- [TASK PROMPT]
Return each line containing "location".

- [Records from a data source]

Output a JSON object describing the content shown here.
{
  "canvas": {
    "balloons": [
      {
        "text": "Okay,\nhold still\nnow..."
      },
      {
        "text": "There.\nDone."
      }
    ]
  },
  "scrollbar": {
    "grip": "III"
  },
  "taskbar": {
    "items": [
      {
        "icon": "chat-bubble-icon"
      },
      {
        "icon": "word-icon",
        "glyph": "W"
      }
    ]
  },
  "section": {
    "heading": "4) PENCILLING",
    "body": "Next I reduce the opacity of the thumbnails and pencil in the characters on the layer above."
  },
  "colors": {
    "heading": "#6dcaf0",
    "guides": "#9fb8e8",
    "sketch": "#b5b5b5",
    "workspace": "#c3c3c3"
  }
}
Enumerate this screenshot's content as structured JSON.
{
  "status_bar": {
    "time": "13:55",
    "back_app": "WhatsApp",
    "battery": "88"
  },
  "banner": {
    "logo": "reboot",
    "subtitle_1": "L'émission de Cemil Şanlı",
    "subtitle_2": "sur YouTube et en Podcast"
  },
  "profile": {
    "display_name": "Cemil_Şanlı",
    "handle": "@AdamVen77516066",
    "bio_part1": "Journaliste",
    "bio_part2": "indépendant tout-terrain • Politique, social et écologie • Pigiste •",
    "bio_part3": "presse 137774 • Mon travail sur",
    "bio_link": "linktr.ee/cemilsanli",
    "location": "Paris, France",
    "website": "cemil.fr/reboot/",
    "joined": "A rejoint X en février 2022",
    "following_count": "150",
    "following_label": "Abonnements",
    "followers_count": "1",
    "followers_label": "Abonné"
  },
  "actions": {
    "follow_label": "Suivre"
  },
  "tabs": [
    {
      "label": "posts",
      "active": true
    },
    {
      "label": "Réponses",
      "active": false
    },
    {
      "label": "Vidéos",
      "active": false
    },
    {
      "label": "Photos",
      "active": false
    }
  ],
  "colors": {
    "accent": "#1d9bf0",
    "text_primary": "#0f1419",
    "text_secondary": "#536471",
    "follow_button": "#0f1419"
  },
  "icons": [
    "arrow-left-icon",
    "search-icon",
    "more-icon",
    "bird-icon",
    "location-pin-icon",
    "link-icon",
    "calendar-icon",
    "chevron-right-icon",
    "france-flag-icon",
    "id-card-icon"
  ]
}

- [RESPONSE FOR THIS EXERCISE]
    "location": "Paris, France",
    "location-pin-icon",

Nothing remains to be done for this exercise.